**WHAT TO PRODUCE**
Each line of the listing must be transcribed exactly, except for the images, which should be excluded.

(Figure dataset records)
════════════════════

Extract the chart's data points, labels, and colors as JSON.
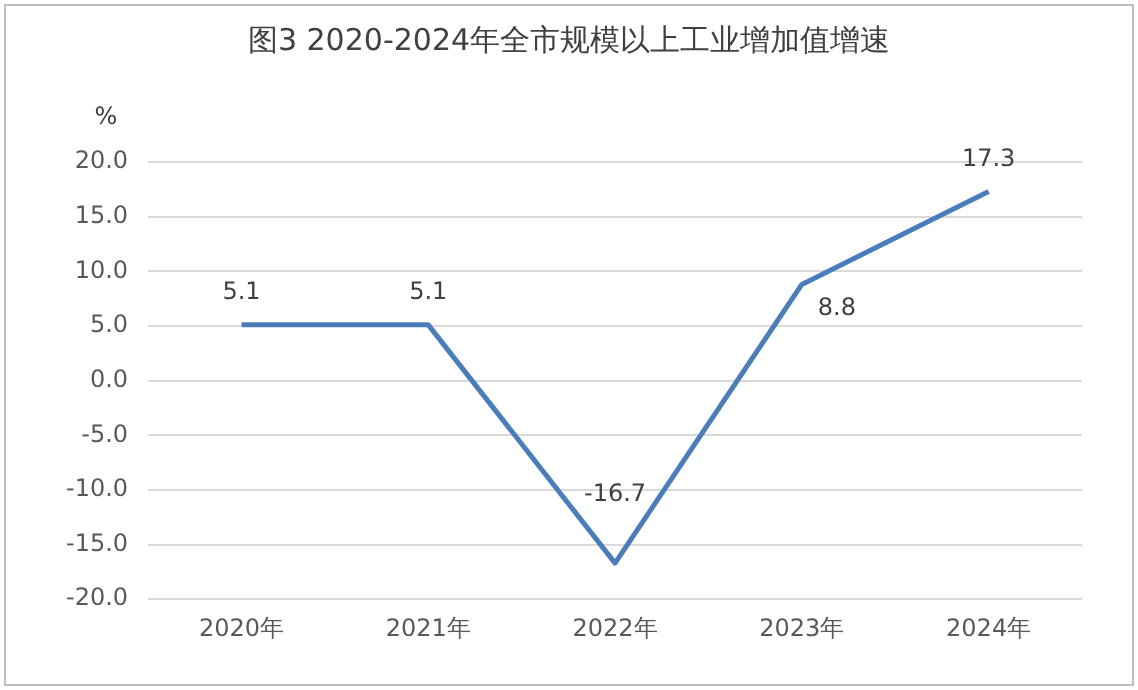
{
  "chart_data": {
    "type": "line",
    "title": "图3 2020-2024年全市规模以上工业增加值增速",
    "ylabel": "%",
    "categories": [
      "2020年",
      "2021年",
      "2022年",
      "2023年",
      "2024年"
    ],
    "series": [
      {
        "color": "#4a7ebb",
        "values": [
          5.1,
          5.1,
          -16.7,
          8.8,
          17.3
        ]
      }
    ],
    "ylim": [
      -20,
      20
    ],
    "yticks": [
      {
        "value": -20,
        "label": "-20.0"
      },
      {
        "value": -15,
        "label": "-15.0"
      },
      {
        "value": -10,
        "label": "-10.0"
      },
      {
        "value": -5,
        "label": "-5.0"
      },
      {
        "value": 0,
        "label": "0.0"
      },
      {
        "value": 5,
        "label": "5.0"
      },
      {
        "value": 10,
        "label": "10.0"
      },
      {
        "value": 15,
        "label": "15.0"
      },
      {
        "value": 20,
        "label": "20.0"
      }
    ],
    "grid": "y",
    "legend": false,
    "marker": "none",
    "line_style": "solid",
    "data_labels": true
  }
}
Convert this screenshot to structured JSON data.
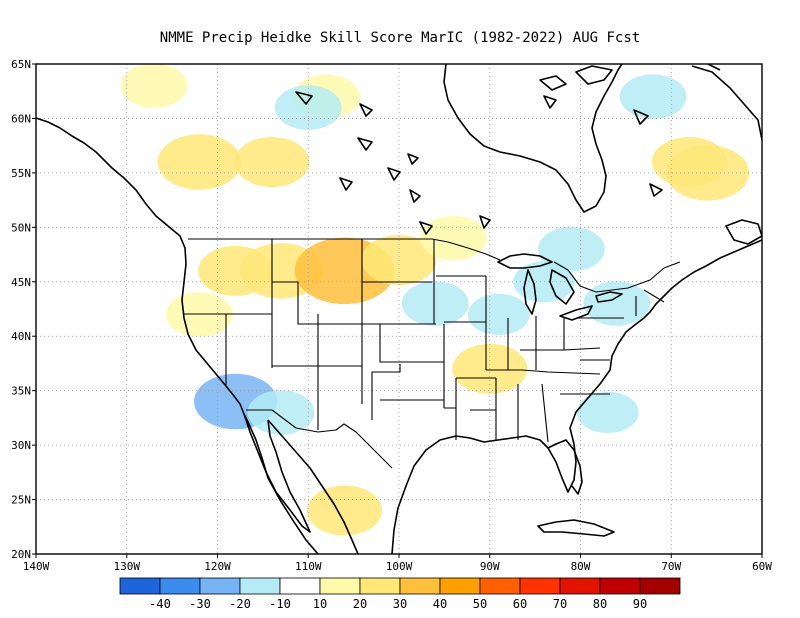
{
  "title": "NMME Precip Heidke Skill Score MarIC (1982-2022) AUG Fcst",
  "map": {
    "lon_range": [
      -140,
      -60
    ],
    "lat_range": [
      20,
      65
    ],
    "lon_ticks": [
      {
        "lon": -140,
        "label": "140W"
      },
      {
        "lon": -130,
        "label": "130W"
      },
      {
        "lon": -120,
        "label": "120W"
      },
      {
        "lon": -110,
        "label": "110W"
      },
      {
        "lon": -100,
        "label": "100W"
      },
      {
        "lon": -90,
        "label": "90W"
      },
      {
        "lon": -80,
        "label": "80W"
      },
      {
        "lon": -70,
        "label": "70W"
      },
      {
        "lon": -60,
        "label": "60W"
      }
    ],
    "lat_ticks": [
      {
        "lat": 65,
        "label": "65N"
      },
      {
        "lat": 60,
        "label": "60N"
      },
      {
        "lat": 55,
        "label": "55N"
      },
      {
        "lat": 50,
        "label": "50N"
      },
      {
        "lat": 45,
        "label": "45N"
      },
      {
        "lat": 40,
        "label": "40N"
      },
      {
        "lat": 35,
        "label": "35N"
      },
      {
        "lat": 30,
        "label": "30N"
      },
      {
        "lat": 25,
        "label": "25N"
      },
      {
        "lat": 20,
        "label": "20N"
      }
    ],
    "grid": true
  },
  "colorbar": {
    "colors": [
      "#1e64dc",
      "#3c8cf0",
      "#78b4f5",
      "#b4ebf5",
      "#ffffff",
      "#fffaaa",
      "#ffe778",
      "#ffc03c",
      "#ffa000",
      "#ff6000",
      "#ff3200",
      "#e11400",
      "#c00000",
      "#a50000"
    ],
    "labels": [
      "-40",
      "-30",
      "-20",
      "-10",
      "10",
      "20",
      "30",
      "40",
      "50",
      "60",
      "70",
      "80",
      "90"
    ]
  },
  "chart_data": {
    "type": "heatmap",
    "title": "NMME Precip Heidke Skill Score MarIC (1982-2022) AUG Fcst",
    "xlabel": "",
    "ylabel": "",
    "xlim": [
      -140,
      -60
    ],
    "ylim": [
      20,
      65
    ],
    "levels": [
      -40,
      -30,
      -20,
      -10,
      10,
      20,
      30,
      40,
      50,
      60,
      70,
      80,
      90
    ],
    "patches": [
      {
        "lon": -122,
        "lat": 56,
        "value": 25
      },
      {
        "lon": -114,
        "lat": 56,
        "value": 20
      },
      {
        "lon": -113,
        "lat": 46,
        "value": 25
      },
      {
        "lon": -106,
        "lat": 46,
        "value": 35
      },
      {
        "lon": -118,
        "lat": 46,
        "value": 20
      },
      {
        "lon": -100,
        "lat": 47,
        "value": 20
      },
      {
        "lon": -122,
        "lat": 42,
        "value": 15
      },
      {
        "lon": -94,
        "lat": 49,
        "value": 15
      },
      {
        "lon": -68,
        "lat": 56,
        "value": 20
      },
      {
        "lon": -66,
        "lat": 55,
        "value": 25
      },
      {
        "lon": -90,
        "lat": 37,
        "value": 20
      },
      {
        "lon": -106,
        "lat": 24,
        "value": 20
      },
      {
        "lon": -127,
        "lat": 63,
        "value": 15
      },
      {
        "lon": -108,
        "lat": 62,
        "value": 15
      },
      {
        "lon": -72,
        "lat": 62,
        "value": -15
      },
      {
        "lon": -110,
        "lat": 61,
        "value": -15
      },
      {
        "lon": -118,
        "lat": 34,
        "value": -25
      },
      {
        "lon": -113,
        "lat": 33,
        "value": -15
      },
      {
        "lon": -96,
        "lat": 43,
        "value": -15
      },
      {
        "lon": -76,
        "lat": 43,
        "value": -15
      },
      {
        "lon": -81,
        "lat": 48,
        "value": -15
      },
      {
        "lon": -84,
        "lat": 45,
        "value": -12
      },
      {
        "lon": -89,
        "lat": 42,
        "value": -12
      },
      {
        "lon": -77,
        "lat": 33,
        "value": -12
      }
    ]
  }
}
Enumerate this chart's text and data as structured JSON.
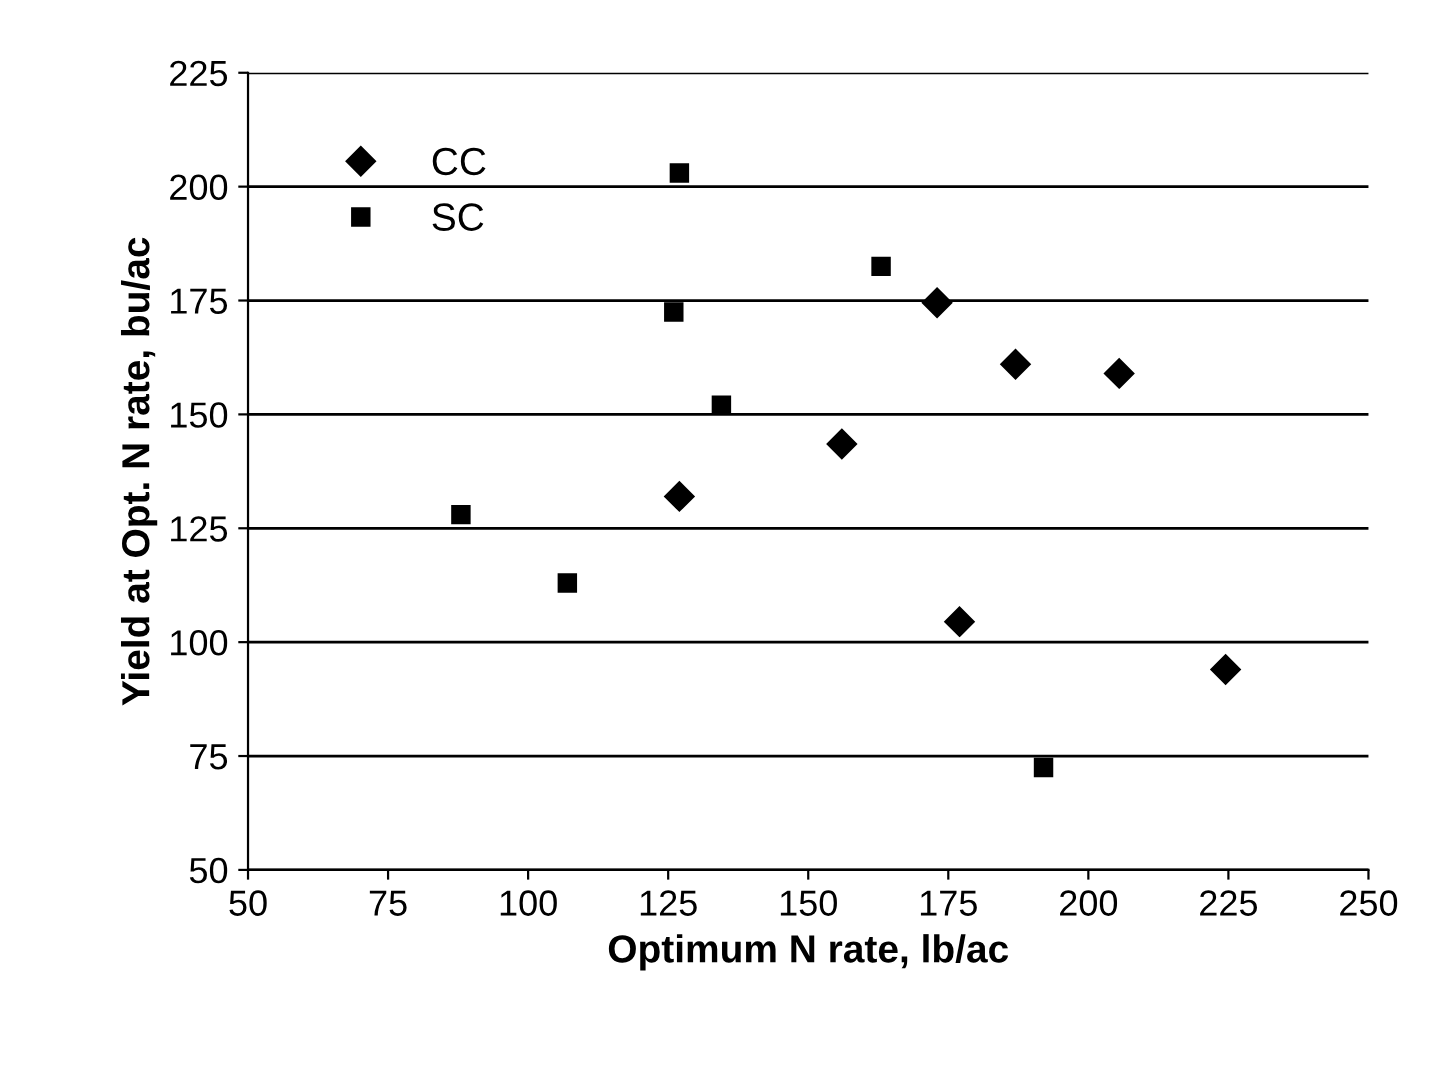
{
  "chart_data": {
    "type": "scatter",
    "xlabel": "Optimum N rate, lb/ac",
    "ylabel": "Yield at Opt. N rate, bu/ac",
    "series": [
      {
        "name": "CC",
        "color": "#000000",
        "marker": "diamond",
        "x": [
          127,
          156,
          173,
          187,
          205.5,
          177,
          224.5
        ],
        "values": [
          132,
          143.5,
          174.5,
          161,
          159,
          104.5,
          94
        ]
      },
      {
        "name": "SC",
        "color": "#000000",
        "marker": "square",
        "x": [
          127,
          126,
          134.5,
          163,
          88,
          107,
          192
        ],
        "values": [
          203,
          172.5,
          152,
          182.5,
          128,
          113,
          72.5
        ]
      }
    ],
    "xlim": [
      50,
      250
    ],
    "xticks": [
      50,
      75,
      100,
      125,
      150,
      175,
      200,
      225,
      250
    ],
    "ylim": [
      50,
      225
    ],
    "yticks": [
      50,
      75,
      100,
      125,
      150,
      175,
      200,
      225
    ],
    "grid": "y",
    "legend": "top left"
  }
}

════════════════════

**SOLUTION TO THIS EXERCISE**
Extract the chart's data points, labels, and colors as JSON.
{
  "chart_data": {
    "type": "line",
    "title": "图3 2020-2024年全市规模以上工业增加值增速",
    "ylabel": "%",
    "categories": [
      "2020年",
      "2021年",
      "2022年",
      "2023年",
      "2024年"
    ],
    "series": [
      {
        "color": "#4a7ebb",
        "values": [
          5.1,
          5.1,
          -16.7,
          8.8,
          17.3
        ]
      }
    ],
    "ylim": [
      -20,
      20
    ],
    "yticks": [
      {
        "value": -20,
        "label": "-20.0"
      },
      {
        "value": -15,
        "label": "-15.0"
      },
      {
        "value": -10,
        "label": "-10.0"
      },
      {
        "value": -5,
        "label": "-5.0"
      },
      {
        "value": 0,
        "label": "0.0"
      },
      {
        "value": 5,
        "label": "5.0"
      },
      {
        "value": 10,
        "label": "10.0"
      },
      {
        "value": 15,
        "label": "15.0"
      },
      {
        "value": 20,
        "label": "20.0"
      }
    ],
    "grid": "y",
    "legend": false,
    "marker": "none",
    "line_style": "solid",
    "data_labels": true
  }
}
Convert this screenshot to structured JSON data.
{
  "title": "NMME Precip Heidke Skill Score MarIC (1982-2022) AUG Fcst",
  "map": {
    "lon_range": [
      -140,
      -60
    ],
    "lat_range": [
      20,
      65
    ],
    "lon_ticks": [
      {
        "lon": -140,
        "label": "140W"
      },
      {
        "lon": -130,
        "label": "130W"
      },
      {
        "lon": -120,
        "label": "120W"
      },
      {
        "lon": -110,
        "label": "110W"
      },
      {
        "lon": -100,
        "label": "100W"
      },
      {
        "lon": -90,
        "label": "90W"
      },
      {
        "lon": -80,
        "label": "80W"
      },
      {
        "lon": -70,
        "label": "70W"
      },
      {
        "lon": -60,
        "label": "60W"
      }
    ],
    "lat_ticks": [
      {
        "lat": 65,
        "label": "65N"
      },
      {
        "lat": 60,
        "label": "60N"
      },
      {
        "lat": 55,
        "label": "55N"
      },
      {
        "lat": 50,
        "label": "50N"
      },
      {
        "lat": 45,
        "label": "45N"
      },
      {
        "lat": 40,
        "label": "40N"
      },
      {
        "lat": 35,
        "label": "35N"
      },
      {
        "lat": 30,
        "label": "30N"
      },
      {
        "lat": 25,
        "label": "25N"
      },
      {
        "lat": 20,
        "label": "20N"
      }
    ],
    "grid": true
  },
  "colorbar": {
    "colors": [
      "#1e64dc",
      "#3c8cf0",
      "#78b4f5",
      "#b4ebf5",
      "#ffffff",
      "#fffaaa",
      "#ffe778",
      "#ffc03c",
      "#ffa000",
      "#ff6000",
      "#ff3200",
      "#e11400",
      "#c00000",
      "#a50000"
    ],
    "labels": [
      "-40",
      "-30",
      "-20",
      "-10",
      "10",
      "20",
      "30",
      "40",
      "50",
      "60",
      "70",
      "80",
      "90"
    ]
  },
  "chart_data": {
    "type": "heatmap",
    "title": "NMME Precip Heidke Skill Score MarIC (1982-2022) AUG Fcst",
    "xlabel": "",
    "ylabel": "",
    "xlim": [
      -140,
      -60
    ],
    "ylim": [
      20,
      65
    ],
    "levels": [
      -40,
      -30,
      -20,
      -10,
      10,
      20,
      30,
      40,
      50,
      60,
      70,
      80,
      90
    ],
    "patches": [
      {
        "lon": -122,
        "lat": 56,
        "value": 25
      },
      {
        "lon": -114,
        "lat": 56,
        "value": 20
      },
      {
        "lon": -113,
        "lat": 46,
        "value": 25
      },
      {
        "lon": -106,
        "lat": 46,
        "value": 35
      },
      {
        "lon": -118,
        "lat": 46,
        "value": 20
      },
      {
        "lon": -100,
        "lat": 47,
        "value": 20
      },
      {
        "lon": -122,
        "lat": 42,
        "value": 15
      },
      {
        "lon": -94,
        "lat": 49,
        "value": 15
      },
      {
        "lon": -68,
        "lat": 56,
        "value": 20
      },
      {
        "lon": -66,
        "lat": 55,
        "value": 25
      },
      {
        "lon": -90,
        "lat": 37,
        "value": 20
      },
      {
        "lon": -106,
        "lat": 24,
        "value": 20
      },
      {
        "lon": -127,
        "lat": 63,
        "value": 15
      },
      {
        "lon": -108,
        "lat": 62,
        "value": 15
      },
      {
        "lon": -72,
        "lat": 62,
        "value": -15
      },
      {
        "lon": -110,
        "lat": 61,
        "value": -15
      },
      {
        "lon": -118,
        "lat": 34,
        "value": -25
      },
      {
        "lon": -113,
        "lat": 33,
        "value": -15
      },
      {
        "lon": -96,
        "lat": 43,
        "value": -15
      },
      {
        "lon": -76,
        "lat": 43,
        "value": -15
      },
      {
        "lon": -81,
        "lat": 48,
        "value": -15
      },
      {
        "lon": -84,
        "lat": 45,
        "value": -12
      },
      {
        "lon": -89,
        "lat": 42,
        "value": -12
      },
      {
        "lon": -77,
        "lat": 33,
        "value": -12
      }
    ]
  }
}
Enumerate this chart's text and data as structured JSON.
{
  "chart_data": {
    "type": "scatter",
    "xlabel": "Optimum N rate, lb/ac",
    "ylabel": "Yield at Opt. N rate, bu/ac",
    "series": [
      {
        "name": "CC",
        "color": "#000000",
        "marker": "diamond",
        "x": [
          127,
          156,
          173,
          187,
          205.5,
          177,
          224.5
        ],
        "values": [
          132,
          143.5,
          174.5,
          161,
          159,
          104.5,
          94
        ]
      },
      {
        "name": "SC",
        "color": "#000000",
        "marker": "square",
        "x": [
          127,
          126,
          134.5,
          163,
          88,
          107,
          192
        ],
        "values": [
          203,
          172.5,
          152,
          182.5,
          128,
          113,
          72.5
        ]
      }
    ],
    "xlim": [
      50,
      250
    ],
    "xticks": [
      50,
      75,
      100,
      125,
      150,
      175,
      200,
      225,
      250
    ],
    "ylim": [
      50,
      225
    ],
    "yticks": [
      50,
      75,
      100,
      125,
      150,
      175,
      200,
      225
    ],
    "grid": "y",
    "legend": "top left"
  }
}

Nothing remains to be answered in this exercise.